'''
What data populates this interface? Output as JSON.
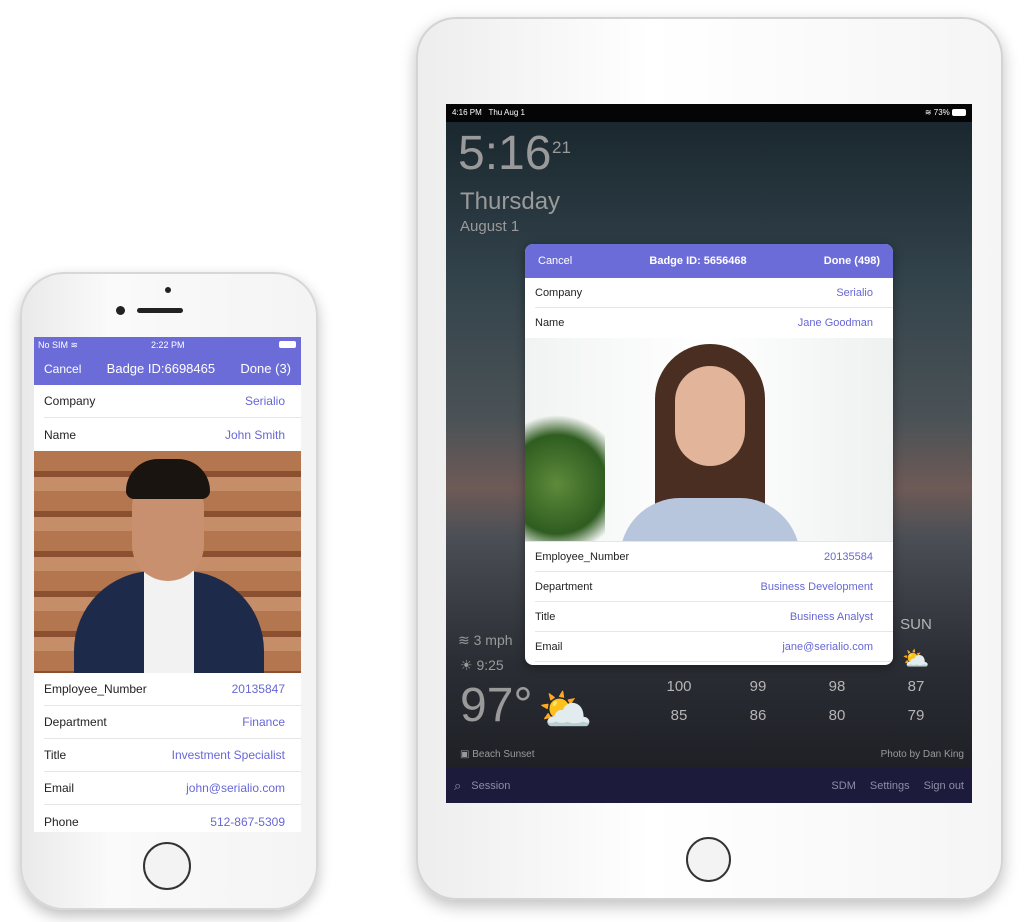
{
  "phone": {
    "status": {
      "carrier": "No SIM",
      "time": "2:22 PM"
    },
    "nav": {
      "cancel": "Cancel",
      "title": "Badge ID:6698465",
      "done": "Done (3)"
    },
    "rows_top": [
      {
        "label": "Company",
        "value": "Serialio"
      },
      {
        "label": "Name",
        "value": "John Smith"
      }
    ],
    "rows_bottom": [
      {
        "label": "Employee_Number",
        "value": "20135847"
      },
      {
        "label": "Department",
        "value": "Finance"
      },
      {
        "label": "Title",
        "value": "Investment Specialist"
      },
      {
        "label": "Email",
        "value": "john@serialio.com"
      },
      {
        "label": "Phone",
        "value": "512-867-5309"
      }
    ]
  },
  "tablet": {
    "status": {
      "time": "4:16 PM",
      "date": "Thu Aug 1",
      "battery": "73%"
    },
    "clock": {
      "time": "5:16",
      "seconds": "21",
      "day": "Thursday",
      "date": "August 1"
    },
    "modal": {
      "cancel": "Cancel",
      "title": "Badge ID: 5656468",
      "done": "Done (498)",
      "rows_top": [
        {
          "label": "Company",
          "value": "Serialio"
        },
        {
          "label": "Name",
          "value": "Jane Goodman"
        }
      ],
      "rows_bottom": [
        {
          "label": "Employee_Number",
          "value": "20135584"
        },
        {
          "label": "Department",
          "value": "Business Development"
        },
        {
          "label": "Title",
          "value": "Business Analyst"
        },
        {
          "label": "Email",
          "value": "jane@serialio.com"
        }
      ]
    },
    "weather": {
      "wind": "3 mph",
      "sunset": "9:25",
      "temp": "97°",
      "forecast": [
        {
          "day": "",
          "high": "100",
          "low": "85"
        },
        {
          "day": "",
          "high": "99",
          "low": "86"
        },
        {
          "day": "",
          "high": "98",
          "low": "80"
        },
        {
          "day": "SUN",
          "high": "87",
          "low": "79"
        }
      ],
      "photo_title": "Beach Sunset",
      "photo_credit": "Photo by Dan King"
    },
    "bar": {
      "search": "Session",
      "sdm": "SDM",
      "settings": "Settings",
      "signout": "Sign out"
    }
  },
  "colors": {
    "accent": "#6c6cd8",
    "value_text": "#6767d6",
    "bottom_bar": "#1d1b3b"
  }
}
'''
**INSTRUCTIONS TO FOLLOW**
From the data above, copy each line that has the string "Badge".

**SOLUTION TO THIS TASK**
      "title": "Badge ID:6698465",
      "title": "Badge ID: 5656468",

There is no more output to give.